--- BEGIN Input data ---

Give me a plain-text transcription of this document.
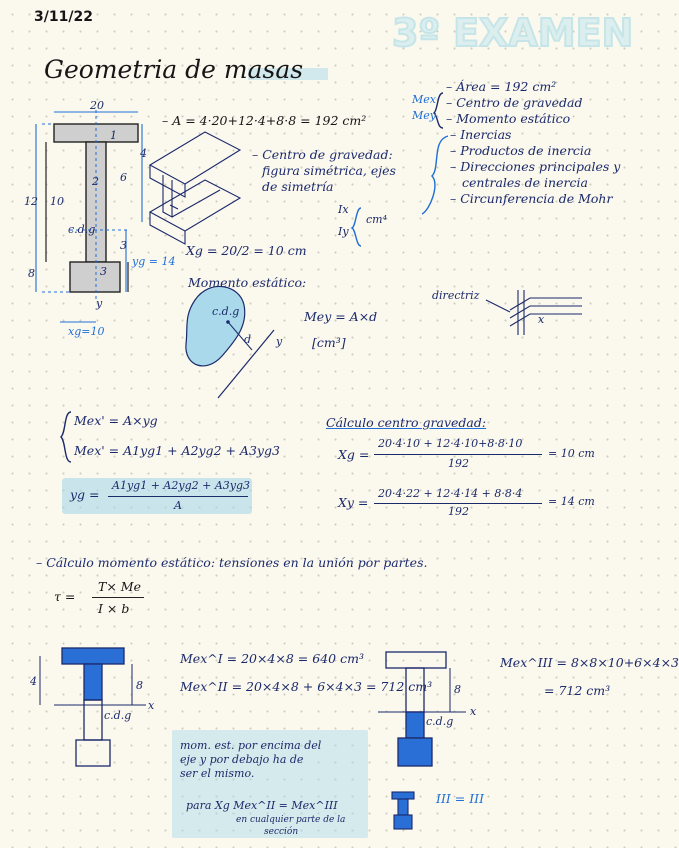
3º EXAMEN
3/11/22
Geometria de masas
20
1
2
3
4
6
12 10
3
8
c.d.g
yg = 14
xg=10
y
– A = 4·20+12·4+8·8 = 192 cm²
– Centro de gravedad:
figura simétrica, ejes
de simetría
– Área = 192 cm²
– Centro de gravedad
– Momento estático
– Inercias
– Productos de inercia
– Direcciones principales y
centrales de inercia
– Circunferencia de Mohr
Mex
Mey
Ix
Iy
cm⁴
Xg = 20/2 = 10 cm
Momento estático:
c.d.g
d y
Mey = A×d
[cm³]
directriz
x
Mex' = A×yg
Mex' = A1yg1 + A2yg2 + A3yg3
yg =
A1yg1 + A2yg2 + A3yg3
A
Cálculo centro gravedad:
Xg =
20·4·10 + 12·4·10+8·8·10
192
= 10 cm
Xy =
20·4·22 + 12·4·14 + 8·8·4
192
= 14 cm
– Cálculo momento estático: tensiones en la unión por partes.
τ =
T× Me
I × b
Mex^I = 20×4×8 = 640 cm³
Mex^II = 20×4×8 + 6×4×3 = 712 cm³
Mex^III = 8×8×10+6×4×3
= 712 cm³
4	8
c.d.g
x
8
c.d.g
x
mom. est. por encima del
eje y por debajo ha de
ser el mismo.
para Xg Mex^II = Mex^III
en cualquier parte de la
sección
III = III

--- END Input data ---
--- BEGIN Input data ---

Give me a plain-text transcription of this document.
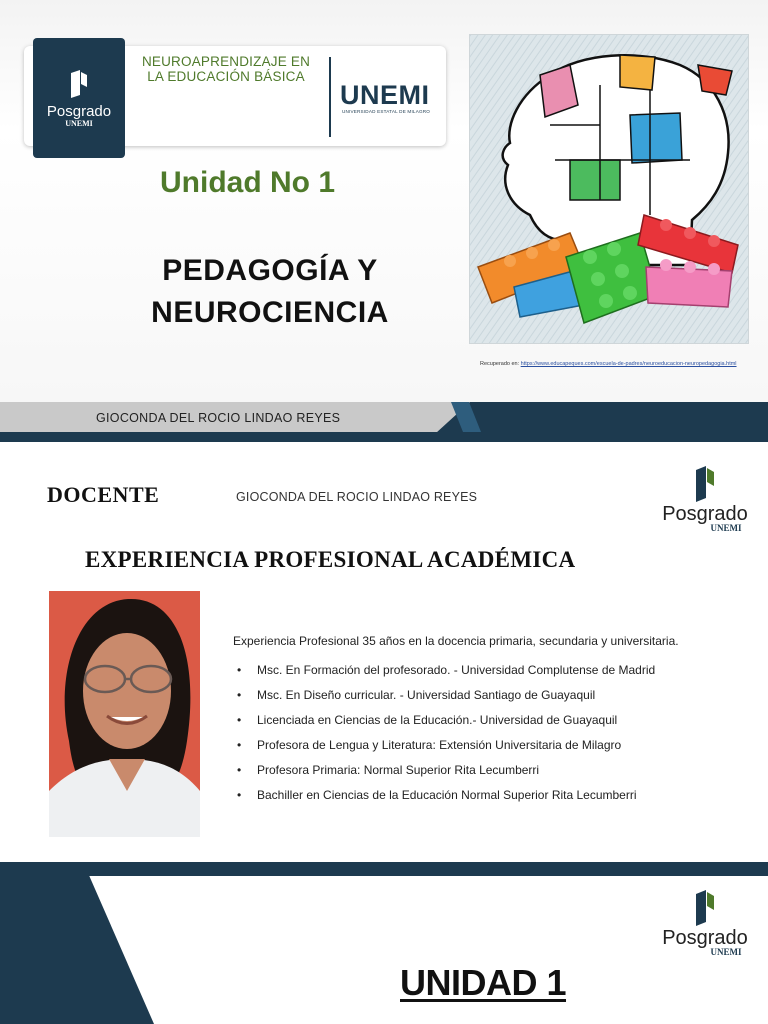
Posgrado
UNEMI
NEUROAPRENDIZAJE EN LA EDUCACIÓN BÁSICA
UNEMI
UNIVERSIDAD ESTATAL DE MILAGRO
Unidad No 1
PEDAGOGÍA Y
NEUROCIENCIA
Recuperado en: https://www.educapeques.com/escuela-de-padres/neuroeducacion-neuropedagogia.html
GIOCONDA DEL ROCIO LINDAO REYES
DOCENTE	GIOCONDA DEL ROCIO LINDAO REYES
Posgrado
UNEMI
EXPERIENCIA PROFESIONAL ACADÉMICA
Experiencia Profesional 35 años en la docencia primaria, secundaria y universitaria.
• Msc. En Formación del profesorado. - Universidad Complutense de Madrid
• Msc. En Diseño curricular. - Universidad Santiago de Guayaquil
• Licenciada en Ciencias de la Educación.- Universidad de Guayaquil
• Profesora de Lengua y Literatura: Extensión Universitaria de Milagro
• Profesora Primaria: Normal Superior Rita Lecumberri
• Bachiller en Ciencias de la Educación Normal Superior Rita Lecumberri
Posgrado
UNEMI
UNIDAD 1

--- END Input data ---
--- BEGIN Input data ---

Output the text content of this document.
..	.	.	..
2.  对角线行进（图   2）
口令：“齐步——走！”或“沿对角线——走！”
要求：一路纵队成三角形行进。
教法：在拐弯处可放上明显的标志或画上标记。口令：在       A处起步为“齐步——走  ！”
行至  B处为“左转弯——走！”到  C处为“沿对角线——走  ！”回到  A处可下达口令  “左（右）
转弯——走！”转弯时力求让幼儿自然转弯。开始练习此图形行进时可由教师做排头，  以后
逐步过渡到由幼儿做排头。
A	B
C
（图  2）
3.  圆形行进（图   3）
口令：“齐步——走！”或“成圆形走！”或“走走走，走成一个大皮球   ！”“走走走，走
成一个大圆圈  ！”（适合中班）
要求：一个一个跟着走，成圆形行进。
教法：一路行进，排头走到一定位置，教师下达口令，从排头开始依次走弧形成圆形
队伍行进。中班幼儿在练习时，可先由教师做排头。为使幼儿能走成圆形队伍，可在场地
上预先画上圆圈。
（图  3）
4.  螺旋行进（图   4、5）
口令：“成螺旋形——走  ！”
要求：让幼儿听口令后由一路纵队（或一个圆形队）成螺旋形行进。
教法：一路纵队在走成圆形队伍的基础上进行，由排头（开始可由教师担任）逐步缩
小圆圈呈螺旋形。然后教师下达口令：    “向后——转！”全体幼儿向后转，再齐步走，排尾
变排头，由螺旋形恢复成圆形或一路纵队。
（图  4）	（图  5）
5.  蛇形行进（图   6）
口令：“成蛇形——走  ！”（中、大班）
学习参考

--- END Input data ---

* Description of the task *
Using the records above, copy each line that contains "REYES".

* Answer to this problem *
GIOCONDA DEL ROCIO LINDAO REYES
DOCENTE	GIOCONDA DEL ROCIO LINDAO REYES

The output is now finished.